Items from a dataset:
———

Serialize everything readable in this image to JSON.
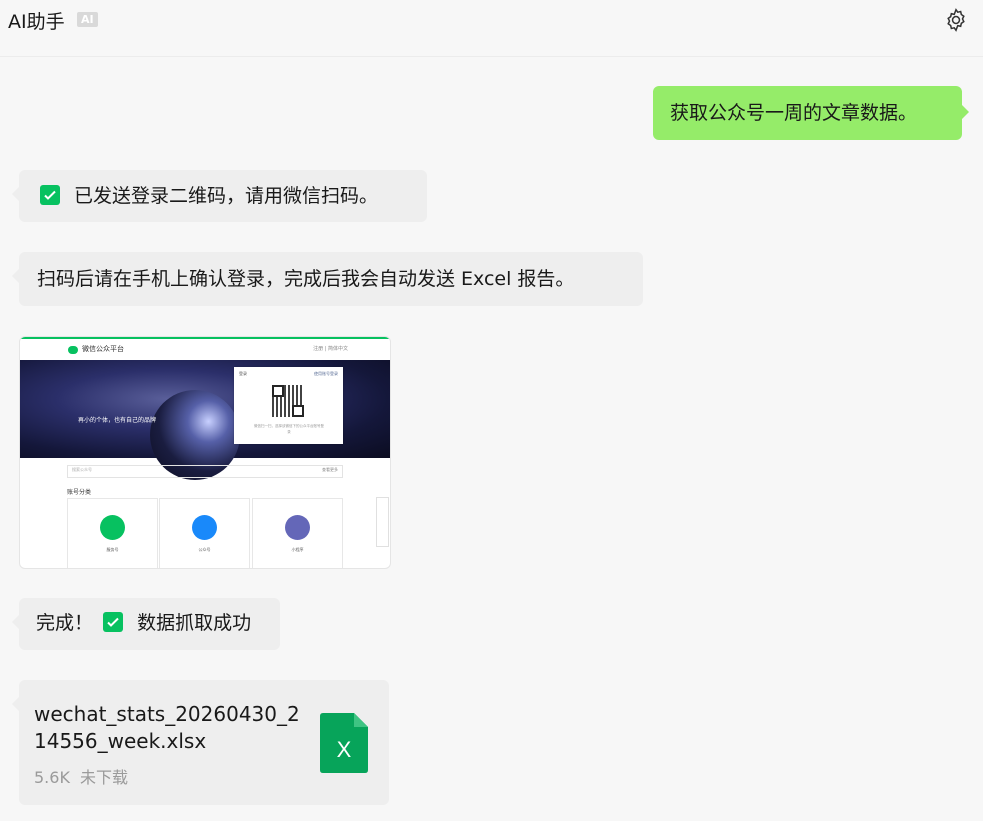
{
  "header": {
    "title": "AI助手",
    "badge": "AI",
    "settings_icon": "gear-icon"
  },
  "messages": {
    "user_request": "获取公众号一周的文章数据。",
    "qr_sent": "已发送登录二维码，请用微信扫码。",
    "scan_instruction": "扫码后请在手机上确认登录，完成后我会自动发送 Excel 报告。",
    "done_prefix": "完成！",
    "done_suffix": "数据抓取成功"
  },
  "screenshot": {
    "site_title": "微信公众平台",
    "nav_right": "注册 | 简体中文",
    "slogan": "再小的个体，也有自己的品牌",
    "login_title": "登录",
    "login_link": "使用账号登录",
    "qr_tip": "微信扫一扫，选择该微信下的公众平台账号登录",
    "search_placeholder": "搜索公众号",
    "search_more": "查看更多",
    "category_heading": "账号分类",
    "cards": [
      {
        "label": "服务号",
        "color": "#07c160"
      },
      {
        "label": "公众号",
        "color": "#1989fa"
      },
      {
        "label": "小程序",
        "color": "#6467b8"
      }
    ]
  },
  "file": {
    "name": "wechat_stats_20260430_214556_week.xlsx",
    "size": "5.6K",
    "status": "未下载",
    "icon_letter": "X",
    "icon_color": "#07a45a"
  },
  "colors": {
    "user_bubble": "#95ec69",
    "bot_bubble": "#eeeeee",
    "check_green": "#07c160"
  }
}
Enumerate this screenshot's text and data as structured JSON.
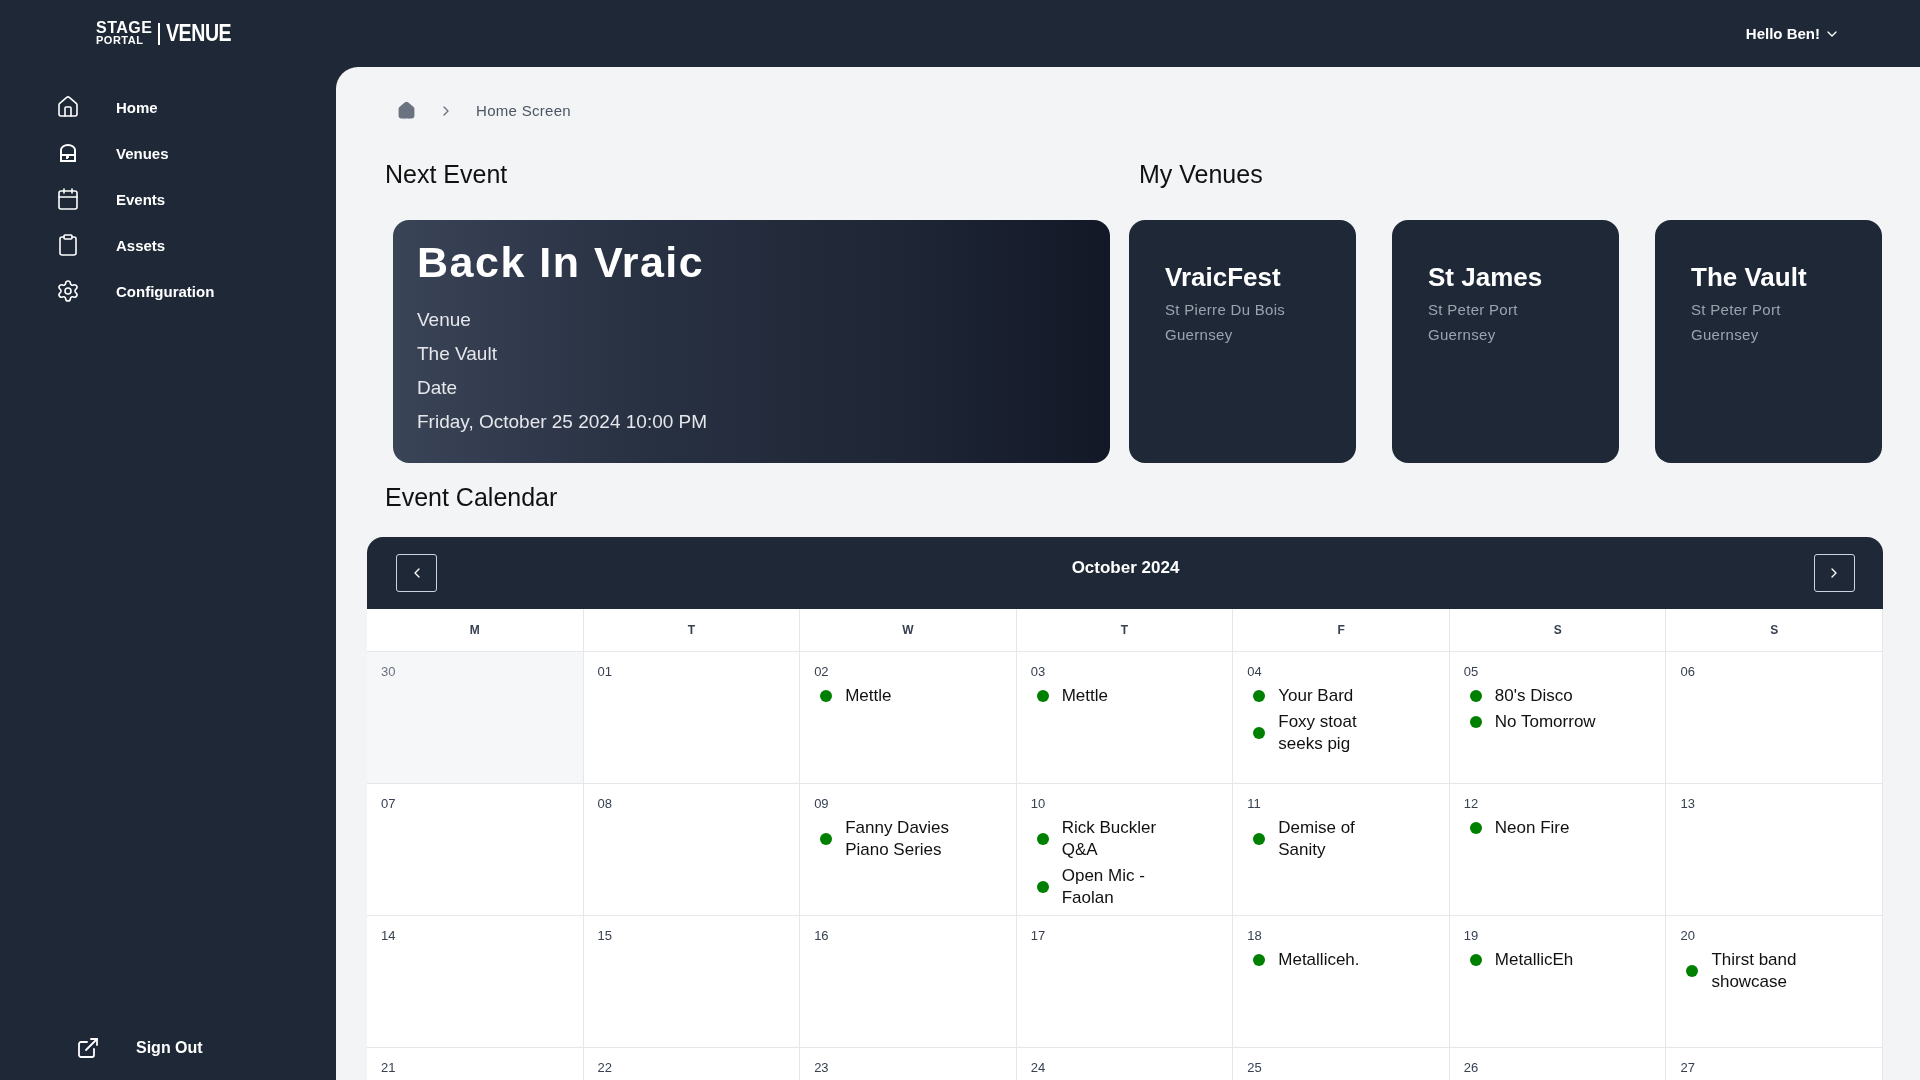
{
  "logo": {
    "line_1": "STAGE",
    "line_2": "PORTAL",
    "product": "VENUE"
  },
  "user_menu": {
    "label": "Hello Ben!"
  },
  "sidebar": {
    "items": [
      {
        "label": "Home"
      },
      {
        "label": "Venues"
      },
      {
        "label": "Events"
      },
      {
        "label": "Assets"
      },
      {
        "label": "Configuration"
      }
    ],
    "sign_out": "Sign Out"
  },
  "breadcrumb": {
    "current": "Home Screen"
  },
  "next_event": {
    "heading": "Next Event",
    "title": "Back In Vraic",
    "lines": [
      "Venue",
      "The Vault",
      "Date",
      "Friday, October 25 2024 10:00 PM"
    ]
  },
  "venues": {
    "heading": "My Venues",
    "items": [
      {
        "name": "VraicFest",
        "town": "St Pierre Du Bois",
        "island": "Guernsey"
      },
      {
        "name": "St James",
        "town": "St Peter Port",
        "island": "Guernsey"
      },
      {
        "name": "The Vault",
        "town": "St Peter Port",
        "island": "Guernsey"
      }
    ]
  },
  "calendar": {
    "heading": "Event Calendar",
    "month": "October 2024",
    "weekdays": [
      "M",
      "T",
      "W",
      "T",
      "F",
      "S",
      "S"
    ],
    "weeks": [
      [
        {
          "day": "30",
          "outside": true
        },
        {
          "day": "01",
          "outside": false
        },
        {
          "day": "02",
          "outside": false,
          "events": [
            "Mettle"
          ]
        },
        {
          "day": "03",
          "outside": false,
          "events": [
            "Mettle"
          ]
        },
        {
          "day": "04",
          "outside": false,
          "events": [
            "Your Bard",
            "Foxy stoat seeks pig"
          ]
        },
        {
          "day": "05",
          "outside": false,
          "events": [
            "80's Disco",
            "No Tomorrow"
          ]
        },
        {
          "day": "06",
          "outside": false
        }
      ],
      [
        {
          "day": "07",
          "outside": false
        },
        {
          "day": "08",
          "outside": false
        },
        {
          "day": "09",
          "outside": false,
          "events": [
            "Fanny Davies Piano Series"
          ]
        },
        {
          "day": "10",
          "outside": false,
          "events": [
            "Rick Buckler Q&A",
            "Open Mic - Faolan"
          ]
        },
        {
          "day": "11",
          "outside": false,
          "events": [
            "Demise of Sanity"
          ]
        },
        {
          "day": "12",
          "outside": false,
          "events": [
            "Neon Fire"
          ]
        },
        {
          "day": "13",
          "outside": false
        }
      ],
      [
        {
          "day": "14",
          "outside": false
        },
        {
          "day": "15",
          "outside": false
        },
        {
          "day": "16",
          "outside": false
        },
        {
          "day": "17",
          "outside": false
        },
        {
          "day": "18",
          "outside": false,
          "events": [
            "Metalliceh."
          ]
        },
        {
          "day": "19",
          "outside": false,
          "events": [
            "MetallicEh"
          ]
        },
        {
          "day": "20",
          "outside": false,
          "events": [
            "Thirst band showcase"
          ]
        }
      ],
      [
        {
          "day": "21",
          "outside": false
        },
        {
          "day": "22",
          "outside": false
        },
        {
          "day": "23",
          "outside": false
        },
        {
          "day": "24",
          "outside": false
        },
        {
          "day": "25",
          "outside": false
        },
        {
          "day": "26",
          "outside": false
        },
        {
          "day": "27",
          "outside": false
        }
      ]
    ]
  }
}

———

Leave out the pictures and print each record exactly as it stands.

Serialize everything readable in this image to JSON.
{
  "header": {
    "title": "AI助手",
    "badge": "AI",
    "settings_icon": "gear-icon"
  },
  "messages": {
    "user_request": "获取公众号一周的文章数据。",
    "qr_sent": "已发送登录二维码，请用微信扫码。",
    "scan_instruction": "扫码后请在手机上确认登录，完成后我会自动发送 Excel 报告。",
    "done_prefix": "完成！",
    "done_suffix": "数据抓取成功"
  },
  "screenshot": {
    "site_title": "微信公众平台",
    "nav_right": "注册 | 简体中文",
    "slogan": "再小的个体，也有自己的品牌",
    "login_title": "登录",
    "login_link": "使用账号登录",
    "qr_tip": "微信扫一扫，选择该微信下的公众平台账号登录",
    "search_placeholder": "搜索公众号",
    "search_more": "查看更多",
    "category_heading": "账号分类",
    "cards": [
      {
        "label": "服务号",
        "color": "#07c160"
      },
      {
        "label": "公众号",
        "color": "#1989fa"
      },
      {
        "label": "小程序",
        "color": "#6467b8"
      }
    ]
  },
  "file": {
    "name": "wechat_stats_20260430_214556_week.xlsx",
    "size": "5.6K",
    "status": "未下载",
    "icon_letter": "X",
    "icon_color": "#07a45a"
  },
  "colors": {
    "user_bubble": "#95ec69",
    "bot_bubble": "#eeeeee",
    "check_green": "#07c160"
  }
}
Enumerate this screenshot's text and data as structured JSON.
{
  "logo": {
    "line_1": "STAGE",
    "line_2": "PORTAL",
    "product": "VENUE"
  },
  "user_menu": {
    "label": "Hello Ben!"
  },
  "sidebar": {
    "items": [
      {
        "label": "Home"
      },
      {
        "label": "Venues"
      },
      {
        "label": "Events"
      },
      {
        "label": "Assets"
      },
      {
        "label": "Configuration"
      }
    ],
    "sign_out": "Sign Out"
  },
  "breadcrumb": {
    "current": "Home Screen"
  },
  "next_event": {
    "heading": "Next Event",
    "title": "Back In Vraic",
    "lines": [
      "Venue",
      "The Vault",
      "Date",
      "Friday, October 25 2024 10:00 PM"
    ]
  },
  "venues": {
    "heading": "My Venues",
    "items": [
      {
        "name": "VraicFest",
        "town": "St Pierre Du Bois",
        "island": "Guernsey"
      },
      {
        "name": "St James",
        "town": "St Peter Port",
        "island": "Guernsey"
      },
      {
        "name": "The Vault",
        "town": "St Peter Port",
        "island": "Guernsey"
      }
    ]
  },
  "calendar": {
    "heading": "Event Calendar",
    "month": "October 2024",
    "weekdays": [
      "M",
      "T",
      "W",
      "T",
      "F",
      "S",
      "S"
    ],
    "weeks": [
      [
        {
          "day": "30",
          "outside": true
        },
        {
          "day": "01",
          "outside": false
        },
        {
          "day": "02",
          "outside": false,
          "events": [
            "Mettle"
          ]
        },
        {
          "day": "03",
          "outside": false,
          "events": [
            "Mettle"
          ]
        },
        {
          "day": "04",
          "outside": false,
          "events": [
            "Your Bard",
            "Foxy stoat seeks pig"
          ]
        },
        {
          "day": "05",
          "outside": false,
          "events": [
            "80's Disco",
            "No Tomorrow"
          ]
        },
        {
          "day": "06",
          "outside": false
        }
      ],
      [
        {
          "day": "07",
          "outside": false
        },
        {
          "day": "08",
          "outside": false
        },
        {
          "day": "09",
          "outside": false,
          "events": [
            "Fanny Davies Piano Series"
          ]
        },
        {
          "day": "10",
          "outside": false,
          "events": [
            "Rick Buckler Q&A",
            "Open Mic - Faolan"
          ]
        },
        {
          "day": "11",
          "outside": false,
          "events": [
            "Demise of Sanity"
          ]
        },
        {
          "day": "12",
          "outside": false,
          "events": [
            "Neon Fire"
          ]
        },
        {
          "day": "13",
          "outside": false
        }
      ],
      [
        {
          "day": "14",
          "outside": false
        },
        {
          "day": "15",
          "outside": false
        },
        {
          "day": "16",
          "outside": false
        },
        {
          "day": "17",
          "outside": false
        },
        {
          "day": "18",
          "outside": false,
          "events": [
            "Metalliceh."
          ]
        },
        {
          "day": "19",
          "outside": false,
          "events": [
            "MetallicEh"
          ]
        },
        {
          "day": "20",
          "outside": false,
          "events": [
            "Thirst band showcase"
          ]
        }
      ],
      [
        {
          "day": "21",
          "outside": false
        },
        {
          "day": "22",
          "outside": false
        },
        {
          "day": "23",
          "outside": false
        },
        {
          "day": "24",
          "outside": false
        },
        {
          "day": "25",
          "outside": false
        },
        {
          "day": "26",
          "outside": false
        },
        {
          "day": "27",
          "outside": false
        }
      ]
    ]
  }
}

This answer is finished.